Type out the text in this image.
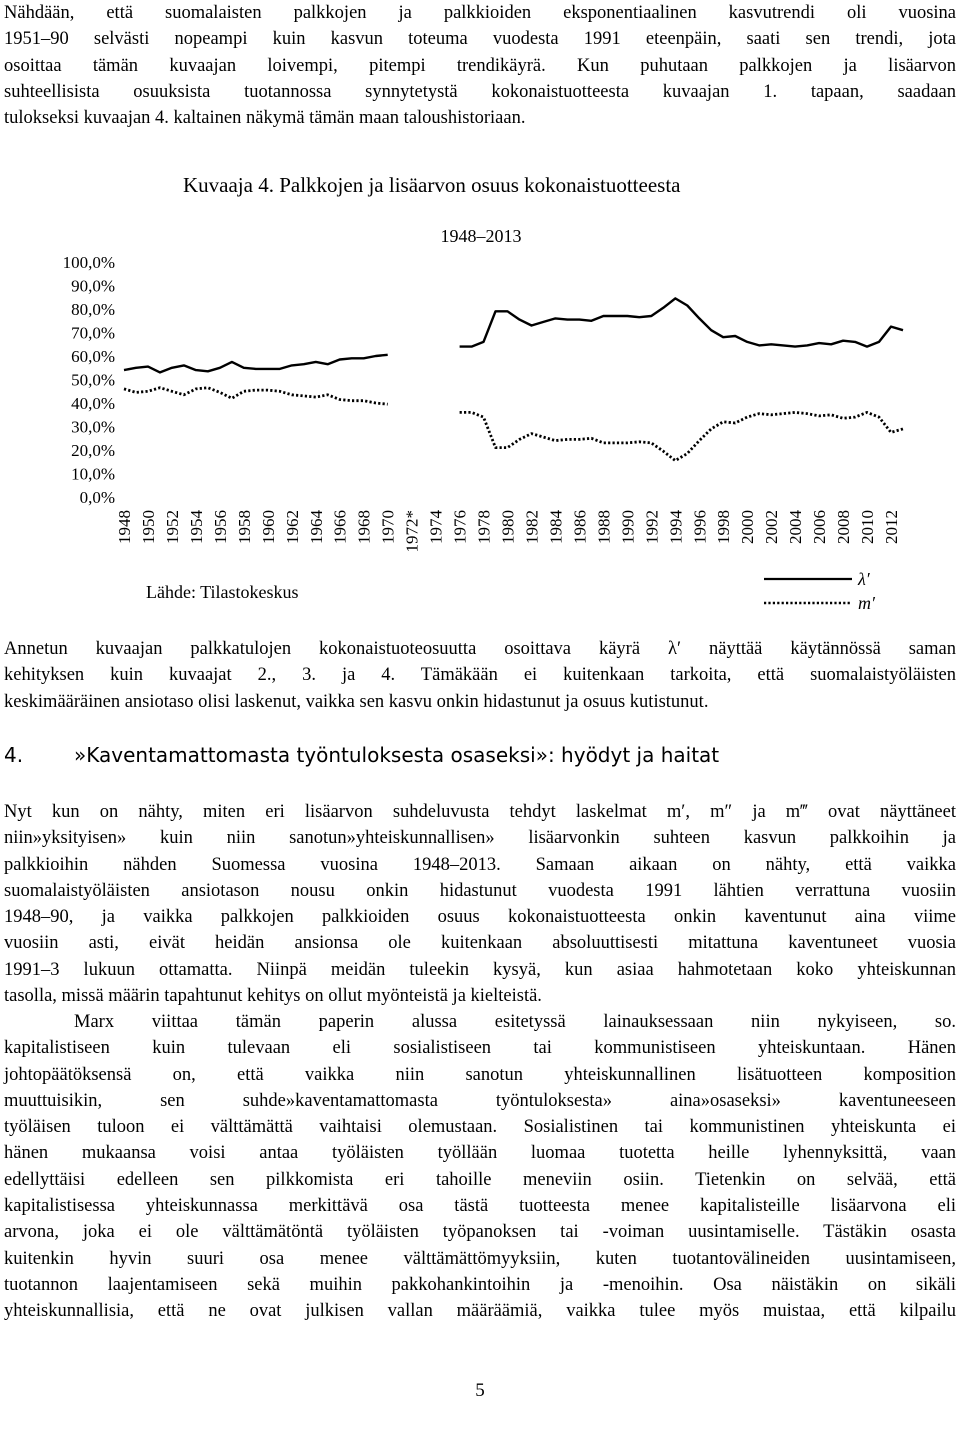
Nähdään, että suomalaisten palkkojen ja palkkioiden eksponentiaalinen kasvutrendi oli vuosina
1951–90 selvästi nopeampi kuin kasvun toteuma vuodesta 1991 eteenpäin, saati sen trendi, jota
osoittaa tämän kuvaajan loivempi, pitempi trendikäyrä. Kun puhutaan palkkojen ja lisäarvon
suhteellisista osuuksista tuotannossa synnytetystä kokonaistuotteesta kuvaajan 1. tapaan, saadaan
tulokseksi kuvaajan 4. kaltainen näkymä tämän maan taloushistoriaan.
Kuvaaja 4. Palkkojen ja lisäarvon osuus kokonaistuotteesta
1948–2013
100,0%
90,0%
80,0%
70,0%
60,0%
50,0%
40,0%
30,0%
20,0%
10,0%
0,0%
1948 1950 1952 1954 1956 1958 1960 1962 1964 1966 1968 1970 1972* 1974 1976 1978 1980 1982 1984 1986 1988 1990 1992 1994 1996 1998 2000 2002 2004 2006 2008 2010 2012
Lähde: Tilastokeskus
λ′
m′
Annetun kuvaajan palkkatulojen kokonaistuoteosuutta osoittava käyrä λ′ näyttää käytännössä saman
kehityksen kuin kuvaajat 2., 3. ja 4. Tämäkään ei kuitenkaan tarkoita, että suomalaistyöläisten
keskimääräinen ansiotaso olisi laskenut, vaikka sen kasvu onkin hidastunut ja osuus kutistunut.
4.	»Kaventamattomasta työntuloksesta osaseksi»: hyödyt ja haitat
Nyt kun on nähty, miten eri lisäarvon suhdeluvusta tehdyt laskelmat m′, m″ ja m‴ ovat näyttäneet
niin»yksityisen» kuin niin sanotun»yhteiskunnallisen» lisäarvonkin suhteen kasvun palkkoihin ja
palkkioihin nähden Suomessa vuosina 1948–2013. Samaan aikaan on nähty, että vaikka
suomalaistyöläisten ansiotason nousu onkin hidastunut vuodesta 1991 lähtien verrattuna vuosiin
1948–90, ja vaikka palkkojen palkkioiden osuus kokonaistuotteesta onkin kaventunut aina viime
vuosiin asti, eivät heidän ansionsa ole kuitenkaan absoluuttisesti mitattuna kaventuneet vuosia
1991–3 lukuun ottamatta. Niinpä meidän tuleekin kysyä, kun asiaa hahmotetaan koko yhteiskunnan
tasolla, missä määrin tapahtunut kehitys on ollut myönteistä ja kielteistä.
Marx viittaa tämän paperin alussa esitetyssä lainauksessaan niin nykyiseen, so.
kapitalistiseen kuin tulevaan eli sosialistiseen tai kommunistiseen yhteiskuntaan. Hänen
johtopäätöksensä on, että vaikka niin sanotun yhteiskunnallinen lisätuotteen komposition
muuttuisikin, sen suhde»kaventamattomasta työntuloksesta» aina»osaseksi» kaventuneeseen
työläisen tuloon ei välttämättä vaihtaisi olemustaan. Sosialistinen tai kommunistinen yhteiskunta ei
hänen mukaansa voisi antaa työläisten työllään luomaa tuotetta heille lyhennyksittä, vaan
edellyttäisi edelleen sen pilkkomista eri tahoille meneviin osiin. Tietenkin on selvää, että
kapitalistisessa yhteiskunnassa merkittävä osa tästä tuotteesta menee kapitalisteille lisäarvona eli
arvona, joka ei ole välttämätöntä työläisten työpanoksen tai -voiman uusintamiselle. Tästäkin osasta
kuitenkin hyvin suuri osa menee välttämättömyyksiin, kuten tuotantovälineiden uusintamiseen,
tuotannon laajentamiseen sekä muihin pakkohankintoihin ja -menoihin. Osa näistäkin on sikäli
yhteiskunnallisia, että ne ovat julkisen vallan määräämiä, vaikka tulee myös muistaa, että kilpailu
5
• • • • •
Repeat everything in the records precisely. Images are excluded from the copy.

Type out the text in this image.
Nähdään, että suomalaisten palkkojen ja palkkioiden eksponentiaalinen kasvutrendi oli vuosina
1951–90 selvästi nopeampi kuin kasvun toteuma vuodesta 1991 eteenpäin, saati sen trendi, jota
osoittaa tämän kuvaajan loivempi, pitempi trendikäyrä. Kun puhutaan palkkojen ja lisäarvon
suhteellisista osuuksista tuotannossa synnytetystä kokonaistuotteesta kuvaajan 1. tapaan, saadaan
tulokseksi kuvaajan 4. kaltainen näkymä tämän maan taloushistoriaan.
Kuvaaja 4. Palkkojen ja lisäarvon osuus kokonaistuotteesta
1948–2013
100,0%
90,0%
80,0%
70,0%
60,0%
50,0%
40,0%
30,0%
20,0%
10,0%
0,0%
1948 1950 1952 1954 1956 1958 1960 1962 1964 1966 1968 1970 1972* 1974 1976 1978 1980 1982 1984 1986 1988 1990 1992 1994 1996 1998 2000 2002 2004 2006 2008 2010 2012
Lähde: Tilastokeskus
λ′
m′
Annetun kuvaajan palkkatulojen kokonaistuoteosuutta osoittava käyrä λ′ näyttää käytännössä saman
kehityksen kuin kuvaajat 2., 3. ja 4. Tämäkään ei kuitenkaan tarkoita, että suomalaistyöläisten
keskimääräinen ansiotaso olisi laskenut, vaikka sen kasvu onkin hidastunut ja osuus kutistunut.
4.	»Kaventamattomasta työntuloksesta osaseksi»: hyödyt ja haitat
Nyt kun on nähty, miten eri lisäarvon suhdeluvusta tehdyt laskelmat m′, m″ ja m‴ ovat näyttäneet
niin»yksityisen» kuin niin sanotun»yhteiskunnallisen» lisäarvonkin suhteen kasvun palkkoihin ja
palkkioihin nähden Suomessa vuosina 1948–2013. Samaan aikaan on nähty, että vaikka
suomalaistyöläisten ansiotason nousu onkin hidastunut vuodesta 1991 lähtien verrattuna vuosiin
1948–90, ja vaikka palkkojen palkkioiden osuus kokonaistuotteesta onkin kaventunut aina viime
vuosiin asti, eivät heidän ansionsa ole kuitenkaan absoluuttisesti mitattuna kaventuneet vuosia
1991–3 lukuun ottamatta. Niinpä meidän tuleekin kysyä, kun asiaa hahmotetaan koko yhteiskunnan
tasolla, missä määrin tapahtunut kehitys on ollut myönteistä ja kielteistä.
Marx viittaa tämän paperin alussa esitetyssä lainauksessaan niin nykyiseen, so.
kapitalistiseen kuin tulevaan eli sosialistiseen tai kommunistiseen yhteiskuntaan. Hänen
johtopäätöksensä on, että vaikka niin sanotun yhteiskunnallinen lisätuotteen komposition
muuttuisikin, sen suhde»kaventamattomasta työntuloksesta» aina»osaseksi» kaventuneeseen
työläisen tuloon ei välttämättä vaihtaisi olemustaan. Sosialistinen tai kommunistinen yhteiskunta ei
hänen mukaansa voisi antaa työläisten työllään luomaa tuotetta heille lyhennyksittä, vaan
edellyttäisi edelleen sen pilkkomista eri tahoille meneviin osiin. Tietenkin on selvää, että
kapitalistisessa yhteiskunnassa merkittävä osa tästä tuotteesta menee kapitalisteille lisäarvona eli
arvona, joka ei ole välttämätöntä työläisten työpanoksen tai -voiman uusintamiselle. Tästäkin osasta
kuitenkin hyvin suuri osa menee välttämättömyyksiin, kuten tuotantovälineiden uusintamiseen,
tuotannon laajentamiseen sekä muihin pakkohankintoihin ja -menoihin. Osa näistäkin on sikäli
yhteiskunnallisia, että ne ovat julkisen vallan määräämiä, vaikka tulee myös muistaa, että kilpailu
5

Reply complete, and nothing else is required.